## START INPUT RECORDS
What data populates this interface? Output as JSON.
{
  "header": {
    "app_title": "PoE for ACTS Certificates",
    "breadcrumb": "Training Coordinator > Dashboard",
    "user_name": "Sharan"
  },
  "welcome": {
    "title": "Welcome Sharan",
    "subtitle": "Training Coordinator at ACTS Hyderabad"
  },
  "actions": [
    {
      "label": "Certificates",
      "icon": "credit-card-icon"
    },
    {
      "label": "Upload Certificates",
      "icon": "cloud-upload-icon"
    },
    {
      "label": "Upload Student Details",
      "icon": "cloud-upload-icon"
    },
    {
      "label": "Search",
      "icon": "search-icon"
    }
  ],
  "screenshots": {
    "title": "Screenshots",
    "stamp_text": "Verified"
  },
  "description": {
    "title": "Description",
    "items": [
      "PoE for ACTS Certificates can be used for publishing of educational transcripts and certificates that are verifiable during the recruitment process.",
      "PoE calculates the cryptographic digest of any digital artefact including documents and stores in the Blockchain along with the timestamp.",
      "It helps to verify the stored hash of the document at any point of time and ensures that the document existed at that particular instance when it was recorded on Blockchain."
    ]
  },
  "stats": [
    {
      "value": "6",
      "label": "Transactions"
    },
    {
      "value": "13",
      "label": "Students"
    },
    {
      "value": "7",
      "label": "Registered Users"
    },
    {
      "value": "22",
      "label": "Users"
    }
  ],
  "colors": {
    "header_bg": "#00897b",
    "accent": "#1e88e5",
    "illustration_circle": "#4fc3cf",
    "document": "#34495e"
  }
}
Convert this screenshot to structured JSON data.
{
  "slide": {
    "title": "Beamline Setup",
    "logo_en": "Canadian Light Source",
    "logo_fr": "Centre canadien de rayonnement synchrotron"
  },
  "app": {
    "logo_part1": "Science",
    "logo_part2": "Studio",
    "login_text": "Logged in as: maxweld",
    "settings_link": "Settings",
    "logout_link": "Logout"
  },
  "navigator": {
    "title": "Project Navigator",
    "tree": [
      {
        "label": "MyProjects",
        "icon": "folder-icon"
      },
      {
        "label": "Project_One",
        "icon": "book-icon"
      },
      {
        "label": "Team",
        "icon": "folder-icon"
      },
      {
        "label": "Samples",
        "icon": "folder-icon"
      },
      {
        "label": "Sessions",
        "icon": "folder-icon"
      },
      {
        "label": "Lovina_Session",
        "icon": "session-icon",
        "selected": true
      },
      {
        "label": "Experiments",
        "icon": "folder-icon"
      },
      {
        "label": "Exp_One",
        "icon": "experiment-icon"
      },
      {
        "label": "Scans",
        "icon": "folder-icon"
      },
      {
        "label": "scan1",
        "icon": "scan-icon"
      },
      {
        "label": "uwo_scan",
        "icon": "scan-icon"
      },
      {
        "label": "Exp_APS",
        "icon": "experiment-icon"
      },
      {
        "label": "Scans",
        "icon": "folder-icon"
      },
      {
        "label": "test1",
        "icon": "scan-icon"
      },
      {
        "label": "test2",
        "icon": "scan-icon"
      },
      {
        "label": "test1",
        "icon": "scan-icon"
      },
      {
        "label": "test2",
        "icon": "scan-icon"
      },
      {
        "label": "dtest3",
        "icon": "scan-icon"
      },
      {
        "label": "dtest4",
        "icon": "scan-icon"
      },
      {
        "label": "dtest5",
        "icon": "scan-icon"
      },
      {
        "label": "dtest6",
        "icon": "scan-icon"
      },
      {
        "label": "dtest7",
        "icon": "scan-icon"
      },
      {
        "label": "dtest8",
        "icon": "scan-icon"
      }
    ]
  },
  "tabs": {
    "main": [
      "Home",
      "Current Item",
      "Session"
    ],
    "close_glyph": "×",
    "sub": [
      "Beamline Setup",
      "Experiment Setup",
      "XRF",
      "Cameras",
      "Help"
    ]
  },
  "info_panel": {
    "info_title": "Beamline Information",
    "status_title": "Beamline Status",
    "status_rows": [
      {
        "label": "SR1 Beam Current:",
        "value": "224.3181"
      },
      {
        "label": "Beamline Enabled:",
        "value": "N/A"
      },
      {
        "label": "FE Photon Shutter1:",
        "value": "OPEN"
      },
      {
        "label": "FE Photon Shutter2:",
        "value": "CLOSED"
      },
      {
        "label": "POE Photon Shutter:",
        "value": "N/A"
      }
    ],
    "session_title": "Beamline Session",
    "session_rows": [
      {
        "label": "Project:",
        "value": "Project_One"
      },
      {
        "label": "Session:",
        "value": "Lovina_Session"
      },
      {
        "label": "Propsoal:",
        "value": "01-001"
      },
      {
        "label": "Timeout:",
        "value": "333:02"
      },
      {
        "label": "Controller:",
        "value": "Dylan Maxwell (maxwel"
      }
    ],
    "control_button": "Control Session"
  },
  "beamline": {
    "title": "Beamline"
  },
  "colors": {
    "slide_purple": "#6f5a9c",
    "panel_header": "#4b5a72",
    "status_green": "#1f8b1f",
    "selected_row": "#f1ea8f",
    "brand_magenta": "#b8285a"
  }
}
## END INPUT RECORDS
§ **THE TASK**: Set all of the records down again, exactly as they stand.

§ **CORRECT ANSWER**:
What data populates this interface? Output as JSON.
{
  "header": {
    "app_title": "PoE for ACTS Certificates",
    "breadcrumb": "Training Coordinator > Dashboard",
    "user_name": "Sharan"
  },
  "welcome": {
    "title": "Welcome Sharan",
    "subtitle": "Training Coordinator at ACTS Hyderabad"
  },
  "actions": [
    {
      "label": "Certificates",
      "icon": "credit-card-icon"
    },
    {
      "label": "Upload Certificates",
      "icon": "cloud-upload-icon"
    },
    {
      "label": "Upload Student Details",
      "icon": "cloud-upload-icon"
    },
    {
      "label": "Search",
      "icon": "search-icon"
    }
  ],
  "screenshots": {
    "title": "Screenshots",
    "stamp_text": "Verified"
  },
  "description": {
    "title": "Description",
    "items": [
      "PoE for ACTS Certificates can be used for publishing of educational transcripts and certificates that are verifiable during the recruitment process.",
      "PoE calculates the cryptographic digest of any digital artefact including documents and stores in the Blockchain along with the timestamp.",
      "It helps to verify the stored hash of the document at any point of time and ensures that the document existed at that particular instance when it was recorded on Blockchain."
    ]
  },
  "stats": [
    {
      "value": "6",
      "label": "Transactions"
    },
    {
      "value": "13",
      "label": "Students"
    },
    {
      "value": "7",
      "label": "Registered Users"
    },
    {
      "value": "22",
      "label": "Users"
    }
  ],
  "colors": {
    "header_bg": "#00897b",
    "accent": "#1e88e5",
    "illustration_circle": "#4fc3cf",
    "document": "#34495e"
  }
}
Convert this screenshot to structured JSON data.
{
  "slide": {
    "title": "Beamline Setup",
    "logo_en": "Canadian Light Source",
    "logo_fr": "Centre canadien de rayonnement synchrotron"
  },
  "app": {
    "logo_part1": "Science",
    "logo_part2": "Studio",
    "login_text": "Logged in as: maxweld",
    "settings_link": "Settings",
    "logout_link": "Logout"
  },
  "navigator": {
    "title": "Project Navigator",
    "tree": [
      {
        "label": "MyProjects",
        "icon": "folder-icon"
      },
      {
        "label": "Project_One",
        "icon": "book-icon"
      },
      {
        "label": "Team",
        "icon": "folder-icon"
      },
      {
        "label": "Samples",
        "icon": "folder-icon"
      },
      {
        "label": "Sessions",
        "icon": "folder-icon"
      },
      {
        "label": "Lovina_Session",
        "icon": "session-icon",
        "selected": true
      },
      {
        "label": "Experiments",
        "icon": "folder-icon"
      },
      {
        "label": "Exp_One",
        "icon": "experiment-icon"
      },
      {
        "label": "Scans",
        "icon": "folder-icon"
      },
      {
        "label": "scan1",
        "icon": "scan-icon"
      },
      {
        "label": "uwo_scan",
        "icon": "scan-icon"
      },
      {
        "label": "Exp_APS",
        "icon": "experiment-icon"
      },
      {
        "label": "Scans",
        "icon": "folder-icon"
      },
      {
        "label": "test1",
        "icon": "scan-icon"
      },
      {
        "label": "test2",
        "icon": "scan-icon"
      },
      {
        "label": "test1",
        "icon": "scan-icon"
      },
      {
        "label": "test2",
        "icon": "scan-icon"
      },
      {
        "label": "dtest3",
        "icon": "scan-icon"
      },
      {
        "label": "dtest4",
        "icon": "scan-icon"
      },
      {
        "label": "dtest5",
        "icon": "scan-icon"
      },
      {
        "label": "dtest6",
        "icon": "scan-icon"
      },
      {
        "label": "dtest7",
        "icon": "scan-icon"
      },
      {
        "label": "dtest8",
        "icon": "scan-icon"
      }
    ]
  },
  "tabs": {
    "main": [
      "Home",
      "Current Item",
      "Session"
    ],
    "close_glyph": "×",
    "sub": [
      "Beamline Setup",
      "Experiment Setup",
      "XRF",
      "Cameras",
      "Help"
    ]
  },
  "info_panel": {
    "info_title": "Beamline Information",
    "status_title": "Beamline Status",
    "status_rows": [
      {
        "label": "SR1 Beam Current:",
        "value": "224.3181"
      },
      {
        "label": "Beamline Enabled:",
        "value": "N/A"
      },
      {
        "label": "FE Photon Shutter1:",
        "value": "OPEN"
      },
      {
        "label": "FE Photon Shutter2:",
        "value": "CLOSED"
      },
      {
        "label": "POE Photon Shutter:",
        "value": "N/A"
      }
    ],
    "session_title": "Beamline Session",
    "session_rows": [
      {
        "label": "Project:",
        "value": "Project_One"
      },
      {
        "label": "Session:",
        "value": "Lovina_Session"
      },
      {
        "label": "Propsoal:",
        "value": "01-001"
      },
      {
        "label": "Timeout:",
        "value": "333:02"
      },
      {
        "label": "Controller:",
        "value": "Dylan Maxwell (maxwel"
      }
    ],
    "control_button": "Control Session"
  },
  "beamline": {
    "title": "Beamline"
  },
  "colors": {
    "slide_purple": "#6f5a9c",
    "panel_header": "#4b5a72",
    "status_green": "#1f8b1f",
    "selected_row": "#f1ea8f",
    "brand_magenta": "#b8285a"
  }
}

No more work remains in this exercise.